• Stated problem
Locate every line below that contains the word "screenshot" and copy it.

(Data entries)
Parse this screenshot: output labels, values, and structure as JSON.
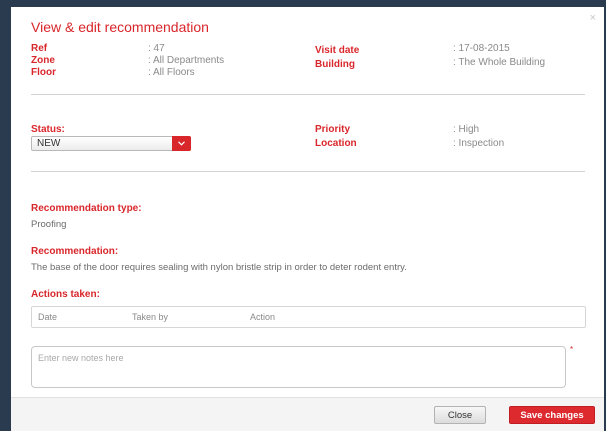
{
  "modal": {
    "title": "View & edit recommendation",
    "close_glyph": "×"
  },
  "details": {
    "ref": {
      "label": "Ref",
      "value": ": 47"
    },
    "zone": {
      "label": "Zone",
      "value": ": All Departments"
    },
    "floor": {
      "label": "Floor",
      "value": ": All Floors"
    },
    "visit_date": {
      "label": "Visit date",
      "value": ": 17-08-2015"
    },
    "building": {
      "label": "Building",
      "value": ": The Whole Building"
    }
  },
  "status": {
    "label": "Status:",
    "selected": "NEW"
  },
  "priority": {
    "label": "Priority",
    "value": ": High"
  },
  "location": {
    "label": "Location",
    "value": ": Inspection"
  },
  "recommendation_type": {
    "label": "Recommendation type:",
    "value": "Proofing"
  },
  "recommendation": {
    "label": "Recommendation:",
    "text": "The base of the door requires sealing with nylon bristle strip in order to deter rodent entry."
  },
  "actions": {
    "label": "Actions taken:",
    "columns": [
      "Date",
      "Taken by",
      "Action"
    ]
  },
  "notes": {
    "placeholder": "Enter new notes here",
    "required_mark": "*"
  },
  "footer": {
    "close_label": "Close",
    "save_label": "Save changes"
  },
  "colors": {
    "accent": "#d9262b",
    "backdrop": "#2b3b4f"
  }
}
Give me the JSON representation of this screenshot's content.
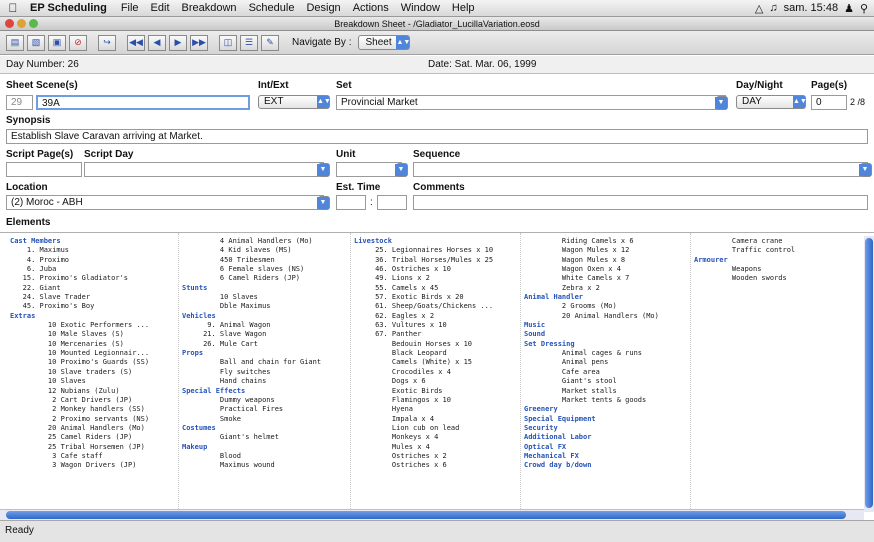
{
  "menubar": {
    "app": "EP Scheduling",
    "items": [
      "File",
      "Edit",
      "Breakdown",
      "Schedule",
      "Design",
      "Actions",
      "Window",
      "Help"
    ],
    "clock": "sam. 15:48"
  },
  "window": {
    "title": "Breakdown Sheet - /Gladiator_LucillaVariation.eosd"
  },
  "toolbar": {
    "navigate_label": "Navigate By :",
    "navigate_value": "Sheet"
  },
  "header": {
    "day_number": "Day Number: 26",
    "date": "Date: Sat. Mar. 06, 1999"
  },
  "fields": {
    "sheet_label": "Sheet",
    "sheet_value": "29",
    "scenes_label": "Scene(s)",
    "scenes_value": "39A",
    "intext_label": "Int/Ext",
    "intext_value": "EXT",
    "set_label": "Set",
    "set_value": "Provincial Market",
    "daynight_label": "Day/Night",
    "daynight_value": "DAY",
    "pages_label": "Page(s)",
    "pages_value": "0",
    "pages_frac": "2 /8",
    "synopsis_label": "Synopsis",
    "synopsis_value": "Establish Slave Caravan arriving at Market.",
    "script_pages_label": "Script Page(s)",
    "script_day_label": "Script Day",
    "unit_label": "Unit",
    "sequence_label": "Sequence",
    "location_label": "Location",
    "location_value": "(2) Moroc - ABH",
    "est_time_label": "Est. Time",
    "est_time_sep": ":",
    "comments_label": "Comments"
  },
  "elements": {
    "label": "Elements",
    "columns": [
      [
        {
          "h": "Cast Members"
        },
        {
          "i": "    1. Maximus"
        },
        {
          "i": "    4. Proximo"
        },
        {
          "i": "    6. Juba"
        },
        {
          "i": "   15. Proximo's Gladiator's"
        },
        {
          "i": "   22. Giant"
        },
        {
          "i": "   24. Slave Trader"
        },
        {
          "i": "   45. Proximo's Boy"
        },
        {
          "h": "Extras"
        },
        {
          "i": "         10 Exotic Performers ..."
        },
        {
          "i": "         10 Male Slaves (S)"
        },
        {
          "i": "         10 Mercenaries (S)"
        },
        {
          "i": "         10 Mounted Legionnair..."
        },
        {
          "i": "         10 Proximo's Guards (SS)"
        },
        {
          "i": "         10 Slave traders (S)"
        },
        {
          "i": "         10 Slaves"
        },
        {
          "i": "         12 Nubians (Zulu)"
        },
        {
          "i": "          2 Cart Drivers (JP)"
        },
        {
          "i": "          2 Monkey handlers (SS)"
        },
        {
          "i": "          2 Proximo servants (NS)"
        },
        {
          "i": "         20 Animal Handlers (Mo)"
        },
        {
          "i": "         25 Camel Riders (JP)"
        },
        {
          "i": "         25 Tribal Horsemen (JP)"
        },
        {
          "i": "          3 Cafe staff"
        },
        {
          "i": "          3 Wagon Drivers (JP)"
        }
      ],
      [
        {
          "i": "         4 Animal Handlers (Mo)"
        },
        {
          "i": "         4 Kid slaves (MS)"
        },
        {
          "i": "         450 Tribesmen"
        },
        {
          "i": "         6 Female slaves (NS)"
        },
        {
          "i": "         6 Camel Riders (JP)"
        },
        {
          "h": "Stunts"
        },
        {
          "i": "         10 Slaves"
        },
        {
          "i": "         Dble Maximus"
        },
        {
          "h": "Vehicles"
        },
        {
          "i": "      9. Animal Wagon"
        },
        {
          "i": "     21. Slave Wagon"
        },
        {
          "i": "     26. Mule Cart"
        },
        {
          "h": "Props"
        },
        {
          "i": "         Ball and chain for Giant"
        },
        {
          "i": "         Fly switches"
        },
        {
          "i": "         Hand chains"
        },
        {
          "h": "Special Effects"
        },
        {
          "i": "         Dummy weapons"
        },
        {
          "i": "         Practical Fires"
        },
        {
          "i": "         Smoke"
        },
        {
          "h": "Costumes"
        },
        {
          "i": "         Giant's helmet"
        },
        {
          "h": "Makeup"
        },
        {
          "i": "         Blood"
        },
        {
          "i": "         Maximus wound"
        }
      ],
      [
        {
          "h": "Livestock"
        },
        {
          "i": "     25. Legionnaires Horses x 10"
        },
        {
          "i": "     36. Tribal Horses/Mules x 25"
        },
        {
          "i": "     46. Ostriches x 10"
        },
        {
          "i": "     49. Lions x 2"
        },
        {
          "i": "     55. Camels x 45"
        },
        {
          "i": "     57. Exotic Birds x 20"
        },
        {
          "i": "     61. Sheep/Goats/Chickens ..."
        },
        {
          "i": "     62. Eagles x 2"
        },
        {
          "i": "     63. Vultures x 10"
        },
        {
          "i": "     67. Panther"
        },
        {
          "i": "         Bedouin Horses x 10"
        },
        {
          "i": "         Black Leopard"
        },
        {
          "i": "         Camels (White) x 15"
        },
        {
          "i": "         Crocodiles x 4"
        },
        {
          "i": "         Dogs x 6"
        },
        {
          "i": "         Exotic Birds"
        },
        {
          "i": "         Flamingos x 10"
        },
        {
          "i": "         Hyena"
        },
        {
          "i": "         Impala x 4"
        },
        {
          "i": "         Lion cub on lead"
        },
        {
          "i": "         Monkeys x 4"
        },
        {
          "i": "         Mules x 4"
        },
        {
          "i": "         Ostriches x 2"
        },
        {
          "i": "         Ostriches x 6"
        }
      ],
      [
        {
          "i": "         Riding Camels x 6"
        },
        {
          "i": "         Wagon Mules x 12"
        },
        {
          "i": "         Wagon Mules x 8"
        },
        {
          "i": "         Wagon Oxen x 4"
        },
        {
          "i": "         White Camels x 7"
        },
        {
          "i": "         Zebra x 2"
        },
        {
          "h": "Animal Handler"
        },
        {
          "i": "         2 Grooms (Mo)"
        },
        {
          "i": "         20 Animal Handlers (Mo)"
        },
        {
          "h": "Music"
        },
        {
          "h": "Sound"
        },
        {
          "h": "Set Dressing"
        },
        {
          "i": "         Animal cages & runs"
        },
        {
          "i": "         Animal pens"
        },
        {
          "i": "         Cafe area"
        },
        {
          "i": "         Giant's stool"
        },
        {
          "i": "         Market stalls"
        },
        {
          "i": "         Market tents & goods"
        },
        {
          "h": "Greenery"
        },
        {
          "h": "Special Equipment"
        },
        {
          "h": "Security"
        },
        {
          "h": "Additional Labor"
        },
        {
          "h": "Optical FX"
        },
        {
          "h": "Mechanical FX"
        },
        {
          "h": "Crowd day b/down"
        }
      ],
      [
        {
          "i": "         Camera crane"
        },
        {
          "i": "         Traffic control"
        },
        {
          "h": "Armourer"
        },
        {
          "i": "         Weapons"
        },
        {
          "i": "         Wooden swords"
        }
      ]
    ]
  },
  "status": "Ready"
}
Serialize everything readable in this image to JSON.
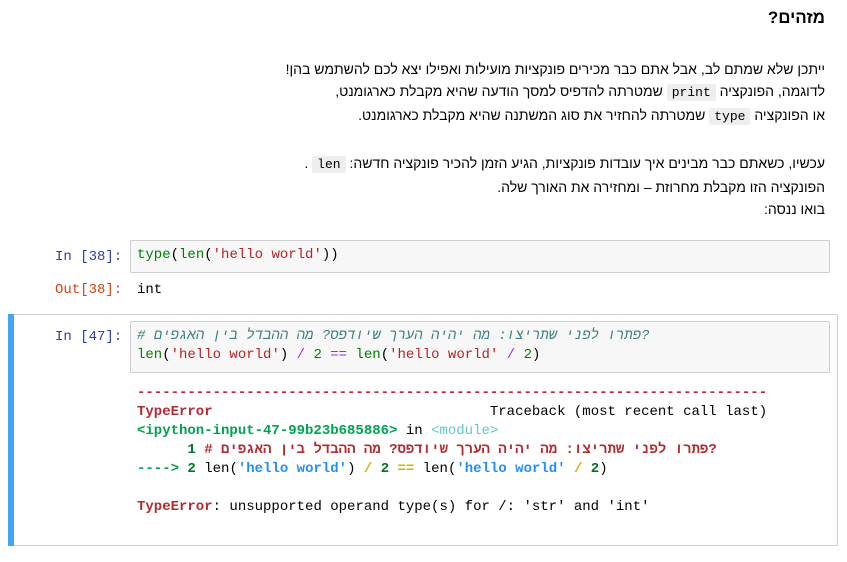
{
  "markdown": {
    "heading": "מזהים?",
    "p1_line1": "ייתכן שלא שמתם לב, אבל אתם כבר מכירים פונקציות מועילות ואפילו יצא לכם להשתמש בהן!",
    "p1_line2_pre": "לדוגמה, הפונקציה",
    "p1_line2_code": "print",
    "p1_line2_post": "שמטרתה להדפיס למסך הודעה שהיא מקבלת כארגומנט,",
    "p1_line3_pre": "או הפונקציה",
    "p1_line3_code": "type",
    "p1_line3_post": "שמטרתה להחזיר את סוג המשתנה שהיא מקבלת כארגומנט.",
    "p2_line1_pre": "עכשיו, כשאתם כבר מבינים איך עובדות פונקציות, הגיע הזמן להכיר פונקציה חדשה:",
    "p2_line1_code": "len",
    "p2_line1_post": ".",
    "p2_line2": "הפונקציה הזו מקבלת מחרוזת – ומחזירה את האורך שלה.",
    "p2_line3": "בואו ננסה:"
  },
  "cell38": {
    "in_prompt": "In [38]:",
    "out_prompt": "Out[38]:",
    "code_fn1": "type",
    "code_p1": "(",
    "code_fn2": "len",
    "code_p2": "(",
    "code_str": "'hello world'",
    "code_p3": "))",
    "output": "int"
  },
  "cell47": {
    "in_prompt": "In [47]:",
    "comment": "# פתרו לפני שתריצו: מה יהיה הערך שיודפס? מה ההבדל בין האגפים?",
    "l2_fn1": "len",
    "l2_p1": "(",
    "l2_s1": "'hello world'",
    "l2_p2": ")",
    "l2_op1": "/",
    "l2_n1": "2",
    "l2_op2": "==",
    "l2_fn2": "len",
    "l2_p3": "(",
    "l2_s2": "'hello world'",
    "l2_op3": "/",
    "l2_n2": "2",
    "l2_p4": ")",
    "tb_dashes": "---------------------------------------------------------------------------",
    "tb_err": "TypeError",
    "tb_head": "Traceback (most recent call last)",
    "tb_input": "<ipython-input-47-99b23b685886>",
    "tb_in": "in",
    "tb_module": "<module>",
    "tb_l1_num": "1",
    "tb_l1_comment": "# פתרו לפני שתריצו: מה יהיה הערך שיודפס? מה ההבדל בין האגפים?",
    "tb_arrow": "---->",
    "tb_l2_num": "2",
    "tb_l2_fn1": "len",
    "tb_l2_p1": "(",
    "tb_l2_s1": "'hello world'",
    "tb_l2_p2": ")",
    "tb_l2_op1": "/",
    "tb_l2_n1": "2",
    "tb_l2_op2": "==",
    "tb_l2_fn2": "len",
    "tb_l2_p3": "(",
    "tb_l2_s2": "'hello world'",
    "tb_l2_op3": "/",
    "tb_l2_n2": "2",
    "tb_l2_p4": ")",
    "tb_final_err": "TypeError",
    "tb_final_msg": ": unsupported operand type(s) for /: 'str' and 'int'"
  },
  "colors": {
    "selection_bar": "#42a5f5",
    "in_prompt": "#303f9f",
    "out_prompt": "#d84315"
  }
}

• Response
Parse this screenshot: output labels, values, and structure as JSON.
Give me the JSON representation of this screenshot's content.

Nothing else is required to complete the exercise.